What the task asks: Pull out each line of the data that includes the word "MOUNT".

Dataset extract:

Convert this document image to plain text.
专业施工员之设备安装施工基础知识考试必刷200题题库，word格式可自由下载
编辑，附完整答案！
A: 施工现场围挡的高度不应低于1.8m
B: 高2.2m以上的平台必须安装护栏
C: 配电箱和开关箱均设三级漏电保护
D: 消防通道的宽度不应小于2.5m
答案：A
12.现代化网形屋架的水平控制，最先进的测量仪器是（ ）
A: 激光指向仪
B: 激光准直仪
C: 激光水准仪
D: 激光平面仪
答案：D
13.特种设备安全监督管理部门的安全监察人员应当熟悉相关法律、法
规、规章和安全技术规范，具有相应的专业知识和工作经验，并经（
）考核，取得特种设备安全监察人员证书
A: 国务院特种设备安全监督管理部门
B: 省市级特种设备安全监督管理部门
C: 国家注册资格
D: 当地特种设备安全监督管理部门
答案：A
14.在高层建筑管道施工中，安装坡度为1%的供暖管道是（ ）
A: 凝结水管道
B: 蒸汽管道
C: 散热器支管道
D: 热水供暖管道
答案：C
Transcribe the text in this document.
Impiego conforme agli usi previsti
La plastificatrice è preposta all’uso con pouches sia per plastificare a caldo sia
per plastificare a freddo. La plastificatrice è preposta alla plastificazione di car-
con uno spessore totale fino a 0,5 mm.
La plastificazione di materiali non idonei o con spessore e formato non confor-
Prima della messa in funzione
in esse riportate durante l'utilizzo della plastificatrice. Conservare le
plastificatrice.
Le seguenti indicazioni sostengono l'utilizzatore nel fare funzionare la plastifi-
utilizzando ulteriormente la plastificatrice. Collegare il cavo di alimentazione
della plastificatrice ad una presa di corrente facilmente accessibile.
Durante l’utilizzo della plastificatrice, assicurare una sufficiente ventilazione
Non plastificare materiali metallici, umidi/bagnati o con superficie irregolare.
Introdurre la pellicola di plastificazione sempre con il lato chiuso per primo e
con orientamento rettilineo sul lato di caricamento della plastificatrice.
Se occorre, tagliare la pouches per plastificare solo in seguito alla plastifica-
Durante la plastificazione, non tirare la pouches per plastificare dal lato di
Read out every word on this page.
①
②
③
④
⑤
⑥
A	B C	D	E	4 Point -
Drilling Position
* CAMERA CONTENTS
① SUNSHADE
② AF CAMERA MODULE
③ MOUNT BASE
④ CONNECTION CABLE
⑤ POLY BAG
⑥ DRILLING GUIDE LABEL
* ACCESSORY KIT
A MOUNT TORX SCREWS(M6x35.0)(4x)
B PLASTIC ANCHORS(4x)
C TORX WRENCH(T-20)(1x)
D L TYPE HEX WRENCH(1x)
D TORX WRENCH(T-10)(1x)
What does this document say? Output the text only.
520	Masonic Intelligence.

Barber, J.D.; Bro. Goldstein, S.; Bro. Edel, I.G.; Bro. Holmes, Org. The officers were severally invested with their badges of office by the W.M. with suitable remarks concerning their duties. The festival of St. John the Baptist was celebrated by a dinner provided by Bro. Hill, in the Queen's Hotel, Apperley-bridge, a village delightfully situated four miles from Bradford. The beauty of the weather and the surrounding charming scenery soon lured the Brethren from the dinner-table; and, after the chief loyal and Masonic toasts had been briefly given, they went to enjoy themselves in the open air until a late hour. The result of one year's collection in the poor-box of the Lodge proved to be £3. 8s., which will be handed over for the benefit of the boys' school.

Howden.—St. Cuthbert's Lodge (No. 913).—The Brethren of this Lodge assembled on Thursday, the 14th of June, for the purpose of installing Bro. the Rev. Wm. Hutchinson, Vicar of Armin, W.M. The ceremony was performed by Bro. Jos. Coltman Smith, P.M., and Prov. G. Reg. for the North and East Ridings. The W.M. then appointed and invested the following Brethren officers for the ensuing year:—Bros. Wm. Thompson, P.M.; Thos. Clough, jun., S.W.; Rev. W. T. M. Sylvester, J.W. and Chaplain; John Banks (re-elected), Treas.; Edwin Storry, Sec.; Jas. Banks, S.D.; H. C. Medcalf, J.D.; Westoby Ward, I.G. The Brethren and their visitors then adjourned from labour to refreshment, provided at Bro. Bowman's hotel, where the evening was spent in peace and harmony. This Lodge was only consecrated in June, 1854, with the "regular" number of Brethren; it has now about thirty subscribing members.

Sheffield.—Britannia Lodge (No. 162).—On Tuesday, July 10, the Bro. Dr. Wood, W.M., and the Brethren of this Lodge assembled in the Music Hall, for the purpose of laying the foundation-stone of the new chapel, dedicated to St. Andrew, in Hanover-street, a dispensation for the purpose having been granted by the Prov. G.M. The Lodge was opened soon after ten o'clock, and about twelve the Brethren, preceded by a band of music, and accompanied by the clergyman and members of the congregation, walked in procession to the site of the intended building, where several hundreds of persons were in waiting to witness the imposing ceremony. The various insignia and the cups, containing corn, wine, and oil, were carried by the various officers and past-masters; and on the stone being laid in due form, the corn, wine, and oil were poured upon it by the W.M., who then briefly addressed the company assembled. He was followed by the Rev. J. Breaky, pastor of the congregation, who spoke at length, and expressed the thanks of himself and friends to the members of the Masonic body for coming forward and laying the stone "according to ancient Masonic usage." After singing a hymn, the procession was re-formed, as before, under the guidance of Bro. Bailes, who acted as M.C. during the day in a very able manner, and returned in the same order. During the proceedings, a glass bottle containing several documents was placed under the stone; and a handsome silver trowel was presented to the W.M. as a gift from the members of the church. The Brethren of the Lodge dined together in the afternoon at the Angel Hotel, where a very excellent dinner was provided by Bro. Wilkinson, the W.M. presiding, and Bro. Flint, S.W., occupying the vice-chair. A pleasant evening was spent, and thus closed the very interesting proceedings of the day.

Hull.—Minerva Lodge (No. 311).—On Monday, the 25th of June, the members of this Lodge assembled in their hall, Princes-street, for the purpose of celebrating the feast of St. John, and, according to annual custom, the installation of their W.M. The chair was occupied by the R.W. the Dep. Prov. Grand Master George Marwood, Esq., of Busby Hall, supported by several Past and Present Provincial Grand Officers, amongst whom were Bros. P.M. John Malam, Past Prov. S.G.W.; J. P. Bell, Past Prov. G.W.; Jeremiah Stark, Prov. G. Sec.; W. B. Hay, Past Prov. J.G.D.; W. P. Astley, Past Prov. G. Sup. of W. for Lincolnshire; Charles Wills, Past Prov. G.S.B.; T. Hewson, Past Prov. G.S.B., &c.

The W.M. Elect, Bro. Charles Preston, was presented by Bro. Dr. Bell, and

Exercise result:
③ MOUNT BASE
A MOUNT TORX SCREWS(M6x35.0)(4x)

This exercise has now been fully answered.